# [PROVIDED PASSAGE]

The IETF tradition reinforced this by teaching us to think of code as secondary to standards. Standards are what enable programs to cooperate; they knit our technologies into wholes that are more than the sum of the parts. The IETF showed us that careful standardization, aimed at capturing the best of existing practice, is a powerful form of humility that achieves more than grandiose attempts to remake the world around a never-implemented ideal.

After 1980, the impact of that lesson was increasingly widely felt in the Unix community. Thus, while the ANSI/ISO C standard from 1989 is not completely without flaws, it is exceptionally clean and practical for a standard of its size and importance. The Single Unix Specification contains fossils from three decades of experimentation and false starts in a more complicated domain, and is therefore messier than ANSI C. But the component standards it was composed from are quite good; strong evidence for this is the fact that Linus Torvalds successfully built a Unix from scratch by reading them. The IETF’s quiet but powerful example created one of the critical pieces of context that made Linus Torvalds’s feat possible.

Respect for published standards and the IETF process has become deeply ingrained in the Unix culture; deliberately violating Internet STDs is simply Not Done. This can sometimes create chasms of mutual incomprehension between people with a Unix background and others prone to assume that the most popular or widely deployed implementation of a protocol is by definition correct—even if it breaks the standard so severely that it will not interoperate with properly conforming software.

The Unix programmer’s respect for published standards is more interesting because he is likely to be rather hostile to a-priori specifications of other kinds. By the time the ’waterfall model’ (specify exhaustively first, then implement, then debug, with no reverse motion at any stage) fell out of favor in the software-engineering literature, it had been an object of derision among Unix programmers for years. Experience, and a strong tradition of collaborative development, had already taught them that prototyping and repeated cycles of test and evolution are a better way.

The Unix tradition clearly recognizes that there can be great value in good specifications, but it demands that they be treated as provisional and subject to revision through field experience in the way that Internet-Drafts and Proposed Standards are. In best Unix practice, the documentation of the program is used as a specification subject to revision analogously to an Internet Proposed Standard.

Unlike other environments, in Unix development the documentation is often written before the program, or at least in conjunction with it. For X11, the core X standards were finished before the first release of X and have remained essentially unchanged since that date. Compatibility among different X systems is improved further by rigorous specification-driven testing.

# [GIVEN DATA]
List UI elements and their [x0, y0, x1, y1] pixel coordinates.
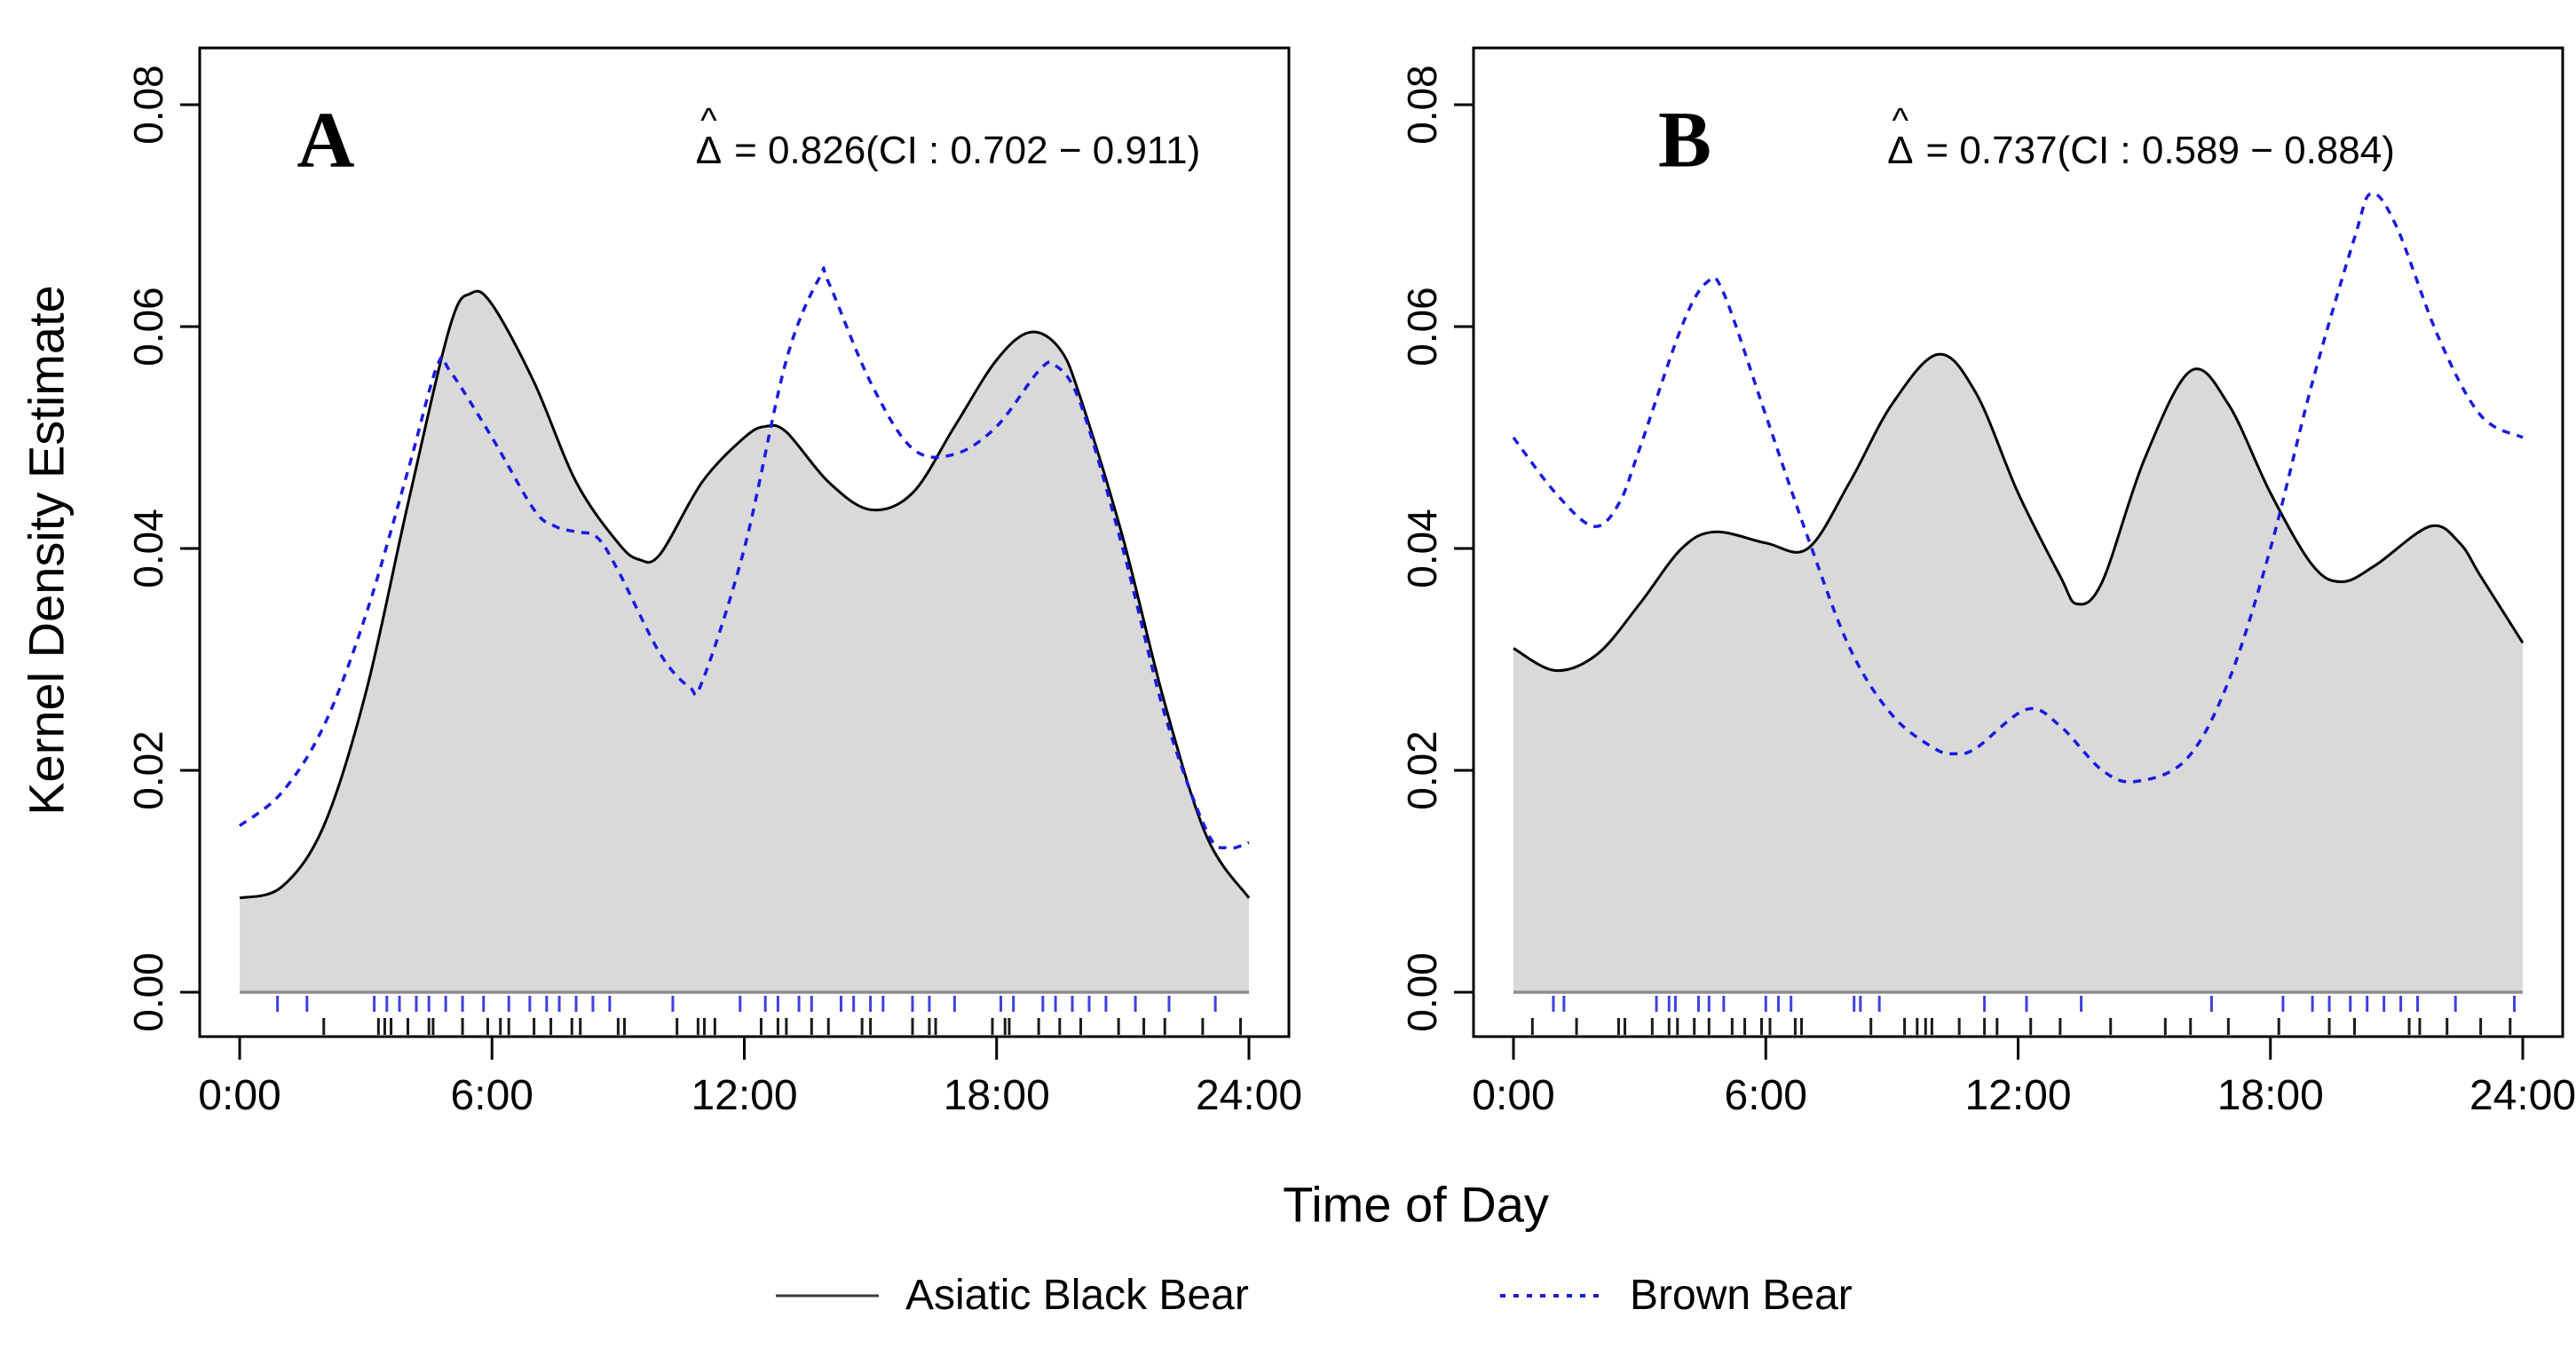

# [PARTS OF THE EXERCISE]
(a) From the passage on Unix and IETF standards, quote everything from "After 1980, the" down to "Torvalds’s feat possible.".
(b) Write what comes next in the passage on Unix and IETF standards, picking up after its final sentence.
The listing was taken from a different source than the passage.

# [ANSWERS TO THE PROBLEMS]
(a)
After 1980, the impact of that lesson was increasingly widely felt in the Unix community. Thus, while the ANSI/ISO C standard from 1989 is not completely without flaws, it is exceptionally clean and practical for a standard of its size and importance. The Single Unix Specification contains fossils from three decades of experimentation and false starts in a more complicated domain, and is therefore messier than ANSI C. But the component standards it was composed from are quite good; strong evidence for this is the fact that Linus Torvalds successfully built a Unix from scratch by reading them. The IETF’s quiet but powerful example created one of the critical pieces of context that made Linus Torvalds’s feat possible.

(b)
The existence of a well-written specification made the development of the X test suite much easier. Each statement in the X specification was translated into code to test the implementation, a few minor inconsistencies were uncovered in the specification during this process, but the result is a test suite that covers a significant fraction of the code paths within the sample X library and server, and all without referring to the source code of that implementation.

—Keith Packard

Semiautomation of the test-suite generation proved to be a major advantage. While field experience and advances in the state of the graphics art led many to criticize X on design grounds, and various portions of it (such as the security and user-resource models) came to seem clumsy and over-engineered, the X implementation achieved a remarkable level of stability and cross-vendor interoperation.

In Chapter 9 we discussed the value of pushing coding up to the highest possible level to minimize the effects of constant defect density. Implicit in Keith Packard’s account is the idea that the X documentation constituted no mere wish-list but a form of high-level code. Another key X developer confirms this:

In X, the specification has always ruled. Sometimes specs have bugs that need to be fixed too, but code is usually buggier than specs (for any spec worth its ink, anyway).

—Jim Gettys

Jim goes on to observe that X’s process is actually quite similar to the IETF’s. Nor is its utility limited to constructing good test suites; it means that arguments about the system’s behavior can be conducted at a functional level with respect to the specification, avoiding too much entanglement in implementation issues.

Having a well-considered specification driving development allows for little argument about bug vs. feature; a system which incorrectly implements the specification is broken and should be fixed.

I suspect this is so ingrained into most of us that we lose sight of its power.

A friend of mine who worked for a small software firm east of Bellevue wondered how Linux applications developers could get OS changes synchronized with application releases. In that company, major system-level APIs change frequently to accommodate application whims and so essential OS functionality must often be released along with each application.

I described the power held by the specifications and how the implementation was subservient to them, and then went on to assert that an application which got an unexpected result from a documented interface was either broken or had discovered a bug. He found this concept startling.

Discerning such bugs is a simple matter of verifying the implementation of the interface against the specification. Of course, having source for the implementation makes that a bit easier.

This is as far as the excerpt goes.